● TASK DESCRIPTION
Pull out all lines from the listing below in which the word "name" appears.

*-*-*

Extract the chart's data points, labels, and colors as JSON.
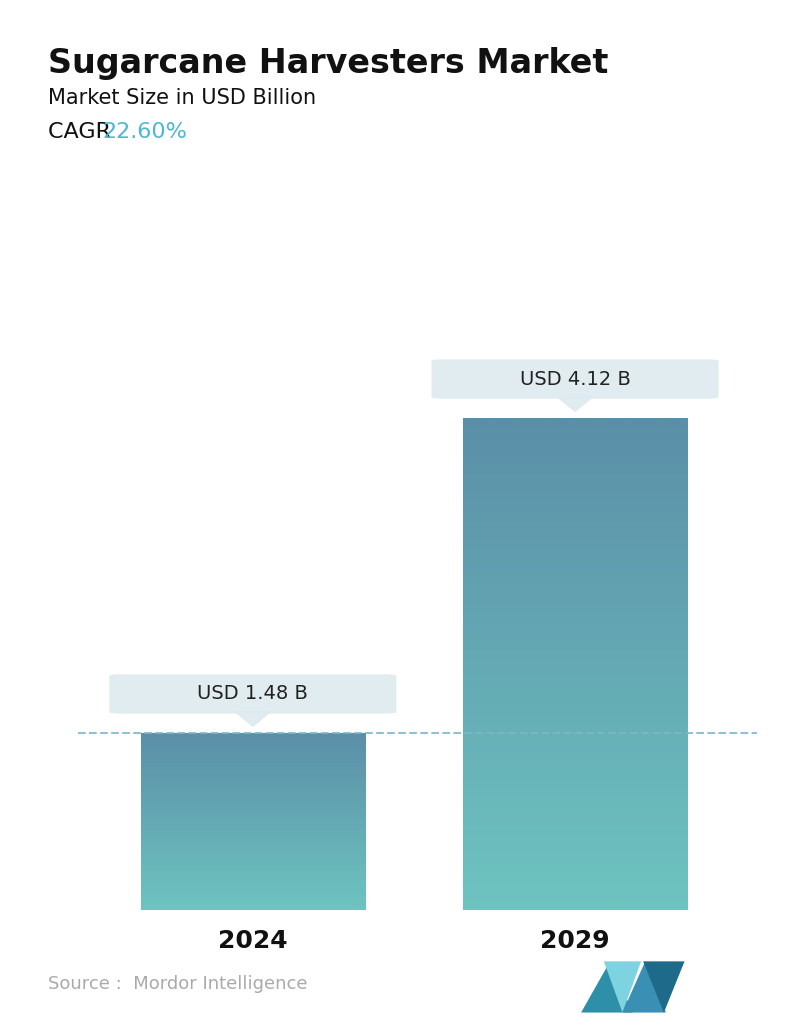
{
  "title": "Sugarcane Harvesters Market",
  "subtitle": "Market Size in USD Billion",
  "cagr_label": "CAGR ",
  "cagr_value": "22.60%",
  "cagr_color": "#4db8d4",
  "categories": [
    "2024",
    "2029"
  ],
  "values": [
    1.48,
    4.12
  ],
  "bar_labels": [
    "USD 1.48 B",
    "USD 4.12 B"
  ],
  "bar_color_top": "#5b8fa8",
  "bar_color_bottom": "#6ec4c0",
  "dashed_line_color": "#7ab8cc",
  "source_text": "Source :  Mordor Intelligence",
  "source_color": "#aaaaaa",
  "background_color": "#ffffff",
  "title_fontsize": 24,
  "subtitle_fontsize": 15,
  "cagr_fontsize": 16,
  "bar_label_fontsize": 14,
  "tick_fontsize": 18,
  "source_fontsize": 13,
  "ylim": [
    0,
    5.2
  ],
  "bar_positions": [
    0.27,
    0.73
  ],
  "bar_width": 0.32
}
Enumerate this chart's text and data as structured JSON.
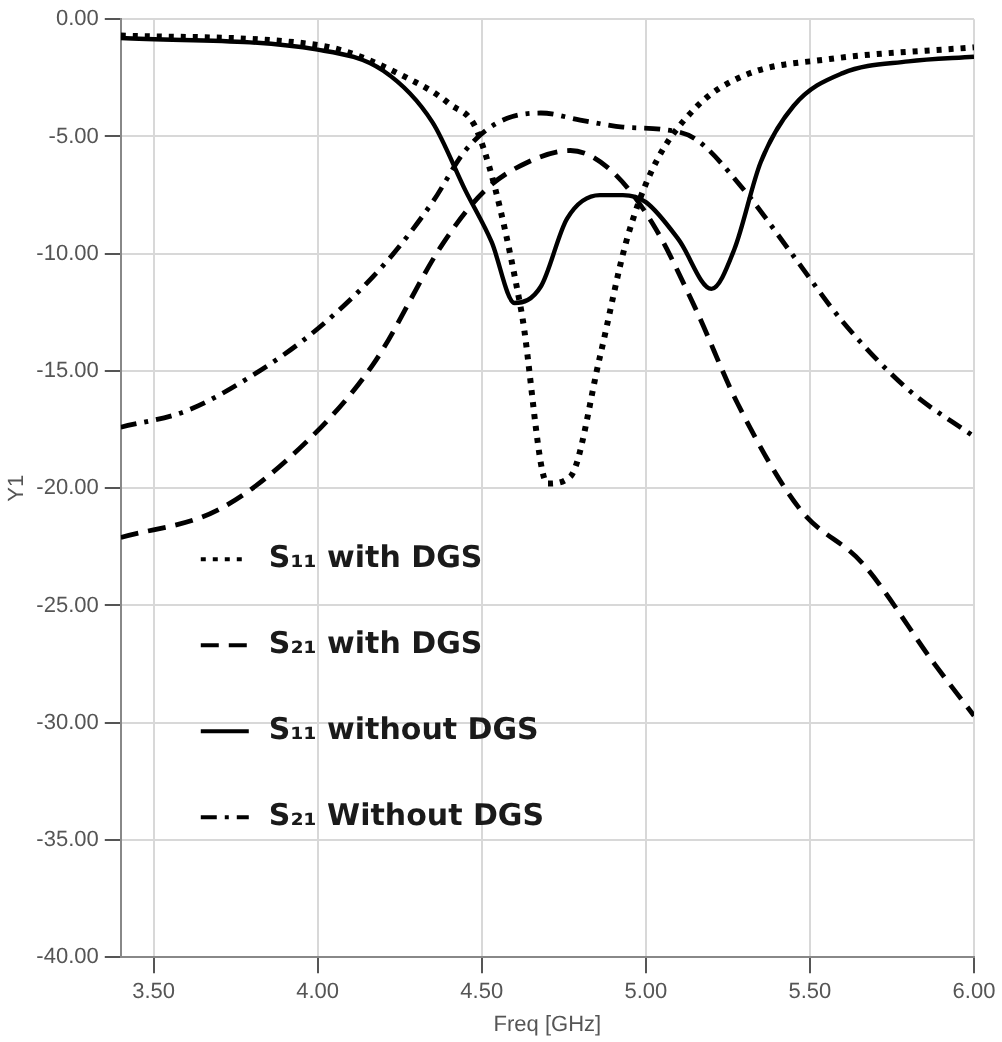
{
  "chart_data": {
    "type": "line",
    "xlabel": "Freq [GHz]",
    "ylabel": "Y1",
    "xlim": [
      3.4,
      6.0
    ],
    "xticks": [
      {
        "value": 3.5,
        "label": "3.50"
      },
      {
        "value": 4.0,
        "label": "4.00"
      },
      {
        "value": 4.5,
        "label": "4.50"
      },
      {
        "value": 5.0,
        "label": "5.00"
      },
      {
        "value": 5.5,
        "label": "5.50"
      },
      {
        "value": 6.0,
        "label": "6.00"
      }
    ],
    "ylim": [
      -40,
      0
    ],
    "yticks": [
      {
        "value": -40,
        "label": "-40.00"
      },
      {
        "value": -35,
        "label": "-35.00"
      },
      {
        "value": -30,
        "label": "-30.00"
      },
      {
        "value": -25,
        "label": "-25.00"
      },
      {
        "value": -20,
        "label": "-20.00"
      },
      {
        "value": -15,
        "label": "-15.00"
      },
      {
        "value": -10,
        "label": "-10.00"
      },
      {
        "value": -5,
        "label": "-5.00"
      },
      {
        "value": 0,
        "label": "0.00"
      }
    ],
    "grid": true,
    "legend": "bottom left",
    "marker": "none",
    "series": [
      {
        "name": "S₁₁ with DGS",
        "color": "#000000",
        "line_style": "dotted",
        "x": [
          3.4,
          4.0,
          4.3,
          4.4,
          4.49,
          4.62,
          4.7,
          4.77,
          4.86,
          4.94,
          5.02,
          5.15,
          5.3,
          5.56,
          6.0
        ],
        "values": [
          -0.7,
          -1.1,
          -2.7,
          -3.6,
          -4.9,
          -12.4,
          -19.8,
          -19.5,
          -14.4,
          -9.5,
          -6.4,
          -3.8,
          -2.4,
          -1.7,
          -1.2
        ]
      },
      {
        "name": "S₂₁ with DGS",
        "color": "#000000",
        "line_style": "dashed",
        "x": [
          3.4,
          3.7,
          3.96,
          4.17,
          4.38,
          4.51,
          4.64,
          4.77,
          4.89,
          5.02,
          5.15,
          5.28,
          5.47,
          5.66,
          5.88,
          6.0
        ],
        "values": [
          -22.1,
          -20.9,
          -18.1,
          -14.7,
          -9.6,
          -7.3,
          -6.1,
          -5.6,
          -6.4,
          -8.7,
          -12.3,
          -16.4,
          -20.9,
          -23.2,
          -27.5,
          -29.7
        ]
      },
      {
        "name": "S₁₁ without DGS",
        "color": "#000000",
        "line_style": "solid",
        "x": [
          3.4,
          4.0,
          4.2,
          4.35,
          4.45,
          4.53,
          4.6,
          4.68,
          4.76,
          4.86,
          4.93,
          5.0,
          5.1,
          5.2,
          5.27,
          5.35,
          5.45,
          5.6,
          5.8,
          6.0
        ],
        "values": [
          -0.8,
          -1.3,
          -2.2,
          -4.4,
          -7.3,
          -9.5,
          -12.1,
          -11.4,
          -8.5,
          -7.5,
          -7.5,
          -7.8,
          -9.4,
          -11.5,
          -9.8,
          -6.1,
          -3.7,
          -2.3,
          -1.8,
          -1.6
        ]
      },
      {
        "name": "S₂₁ Without DGS",
        "color": "#000000",
        "line_style": "dashdot",
        "x": [
          3.4,
          3.6,
          3.8,
          4.0,
          4.2,
          4.35,
          4.45,
          4.55,
          4.68,
          4.8,
          4.93,
          5.05,
          5.15,
          5.3,
          5.45,
          5.6,
          5.8,
          6.0
        ],
        "values": [
          -17.4,
          -16.7,
          -15.2,
          -13.2,
          -10.5,
          -7.8,
          -5.6,
          -4.4,
          -4.0,
          -4.3,
          -4.6,
          -4.7,
          -5.1,
          -7.3,
          -10.1,
          -12.9,
          -15.8,
          -17.8
        ]
      }
    ]
  }
}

*-*-*

● FINAL RESULT
        "name": "S₁₁ with DGS",
        "name": "S₂₁ with DGS",
        "name": "S₁₁ without DGS",
        "name": "S₂₁ Without DGS",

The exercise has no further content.